**DIE AUFGABEN:**
1: Mit welchen moralischen Prinzipien ist das Konzept der Zivilgesellschaft laut dem Abschnitt über die Zivilgesellschaft verbunden?
2: Bitte benenne in der Liste von der Zeile mit „312, 230, 513]“ bis zur Zeile mit „366, 740, 382]“ „dashed-boundary“ in „dotted-boundary“ um. Gib nur diese Zeilen wieder.

**ZITIERTER ABSCHNITT:**
● ● ● ● ● ● ●

Die Zivilgesellschaft bezieht sich auf ein Netzwerk selbstorganisierter kollektiver Einheiten, wie z.B. öffentliche Vereinigungen und Organisationen, die außerhalb der direkten Kontrolle des Staates operieren und sich auf die freiwilligen Aktionen ihrer Mitglieder stützen. Die Mitgliedschaft geht über intime Beziehungen von Familien und Freunden hinaus, und diese Einheiten sind im Idealfall vom Staat unabhängig und ohne Interesse an wirtschaftlichem Gewinn (Diamond 1994).
Im Bildungsbereich beschreibt die Zivilgesellschaft Aktivitäten an der Basis, die die Umsetzung der Bildungspolitik von Verbänden, NGOs, Institutionen und vielen mehr leiten und überwachen, entweder in Opposition zu oder in Zusammenarbeit mit staatlichen, regionalen und lokalen Entscheidungsträger*innen. Diese Aktivitäten können sich auf die Bereitstellung von Bildungsangeboten oder -reformen, die Verbesserung der Bildungsdienste, die Gewährleistung des universellen Zugangs zu Bildung und Bildungseinrichtungen sowie die Vertretung benachteiligter Gruppen konzentrieren. Das Konzept der Zivilgesellschaft stützt sich auf Visionen einer selbstverwalteten, demokratischen Gesellschaft. Es ist mit den moralischen Prinzipien des Pluralismus, der Toleranz und Gewaltlosigkeit sowie mit den Bürgerrechten der Meinungs- und Vereinigungsfreiheit verbunden. Befürworter*innen der Zivilgesellschaft sehen darin eine ideale Form des menschlichen Zusammenlebens und Bereiche des gesellschaftlichen Konsenses auf der Grundlage von Vereinbarungen über Normen und Werte bezeichnet. Einige sehen die Zivilgesellschaft als ein politisches Projekt zur Schaffung von Zivilität, sozialem Zusammenhalt, Moral und wirtschaftlicher Stabilität (Armony 2004, Edwards, 2009).

● ● ● ● ● ● ●

**GEZEIGTE DATENSÄTZE:**
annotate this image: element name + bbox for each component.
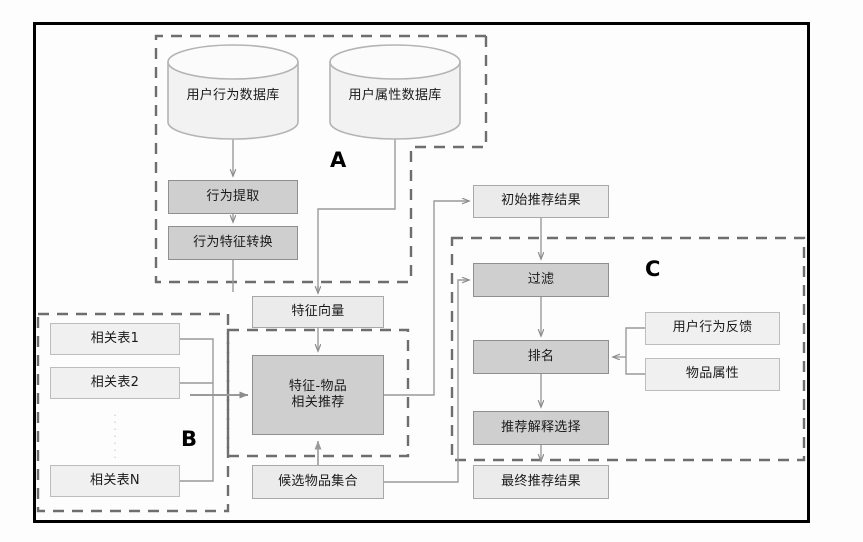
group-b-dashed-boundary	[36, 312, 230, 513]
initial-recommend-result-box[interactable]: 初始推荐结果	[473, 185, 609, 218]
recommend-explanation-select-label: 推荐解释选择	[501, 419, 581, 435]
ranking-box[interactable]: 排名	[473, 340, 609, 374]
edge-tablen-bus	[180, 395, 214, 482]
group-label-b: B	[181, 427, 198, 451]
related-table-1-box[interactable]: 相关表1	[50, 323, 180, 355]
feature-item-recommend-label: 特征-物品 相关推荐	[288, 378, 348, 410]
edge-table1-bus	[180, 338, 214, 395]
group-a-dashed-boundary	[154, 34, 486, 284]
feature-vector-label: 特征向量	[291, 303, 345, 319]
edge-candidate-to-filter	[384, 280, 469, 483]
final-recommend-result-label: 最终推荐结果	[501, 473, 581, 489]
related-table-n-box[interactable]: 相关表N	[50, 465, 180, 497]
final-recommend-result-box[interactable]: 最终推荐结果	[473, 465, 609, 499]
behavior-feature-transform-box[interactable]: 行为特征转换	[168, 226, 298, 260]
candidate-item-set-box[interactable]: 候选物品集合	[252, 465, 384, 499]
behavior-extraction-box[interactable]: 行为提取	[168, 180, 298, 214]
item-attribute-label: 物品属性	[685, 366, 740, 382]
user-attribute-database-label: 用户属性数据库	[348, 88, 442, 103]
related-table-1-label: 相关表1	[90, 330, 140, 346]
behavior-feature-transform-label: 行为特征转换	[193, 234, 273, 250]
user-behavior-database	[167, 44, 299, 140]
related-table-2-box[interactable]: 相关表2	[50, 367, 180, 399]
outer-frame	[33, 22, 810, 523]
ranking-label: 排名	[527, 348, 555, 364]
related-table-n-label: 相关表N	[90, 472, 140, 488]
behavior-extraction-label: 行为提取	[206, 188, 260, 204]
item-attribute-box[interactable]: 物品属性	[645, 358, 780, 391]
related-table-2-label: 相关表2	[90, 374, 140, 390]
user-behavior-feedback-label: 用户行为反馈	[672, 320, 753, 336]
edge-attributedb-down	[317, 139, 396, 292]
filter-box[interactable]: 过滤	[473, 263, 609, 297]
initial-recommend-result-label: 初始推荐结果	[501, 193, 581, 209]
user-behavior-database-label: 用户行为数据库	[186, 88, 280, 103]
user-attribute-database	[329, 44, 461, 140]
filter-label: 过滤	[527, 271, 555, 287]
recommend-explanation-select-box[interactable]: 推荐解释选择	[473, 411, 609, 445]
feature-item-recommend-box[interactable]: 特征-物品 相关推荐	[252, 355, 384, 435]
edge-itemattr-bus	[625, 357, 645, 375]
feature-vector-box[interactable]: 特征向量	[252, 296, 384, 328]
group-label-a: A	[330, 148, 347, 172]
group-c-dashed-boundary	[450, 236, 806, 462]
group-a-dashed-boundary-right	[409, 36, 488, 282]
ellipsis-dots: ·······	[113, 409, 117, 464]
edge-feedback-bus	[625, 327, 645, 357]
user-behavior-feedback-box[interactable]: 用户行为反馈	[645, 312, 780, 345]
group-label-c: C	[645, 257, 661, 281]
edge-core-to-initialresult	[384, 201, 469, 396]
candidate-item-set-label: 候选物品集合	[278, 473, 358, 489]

● ● ● ● ● ● ●

**DIE LÖSUNGEN:**
1: Mit den Prinzipien des Pluralismus, der Toleranz und der Gewaltlosigkeit.

2:
group-b-dotted-boundary	[36, 312, 230, 513]
initial-recommend-result-box[interactable]: 初始推荐结果	[473, 185, 609, 218]
recommend-explanation-select-label: 推荐解释选择	[501, 419, 581, 435]
ranking-box[interactable]: 排名	[473, 340, 609, 374]
edge-tablen-bus	[180, 395, 214, 482]
group-label-b: B	[181, 427, 198, 451]
related-table-1-box[interactable]: 相关表1	[50, 323, 180, 355]
feature-item-recommend-label: 特征-物品 相关推荐	[288, 378, 348, 410]
edge-table1-bus	[180, 338, 214, 395]
group-a-dotted-boundary	[154, 34, 486, 284]
feature-vector-label: 特征向量	[291, 303, 345, 319]
edge-candidate-to-filter	[384, 280, 469, 483]
final-recommend-result-label: 最终推荐结果	[501, 473, 581, 489]
related-table-n-box[interactable]: 相关表N	[50, 465, 180, 497]
final-recommend-result-box[interactable]: 最终推荐结果	[473, 465, 609, 499]
behavior-feature-transform-box[interactable]: 行为特征转换	[168, 226, 298, 260]
candidate-item-set-box[interactable]: 候选物品集合	[252, 465, 384, 499]
behavior-extraction-box[interactable]: 行为提取	[168, 180, 298, 214]
item-attribute-label: 物品属性	[685, 366, 740, 382]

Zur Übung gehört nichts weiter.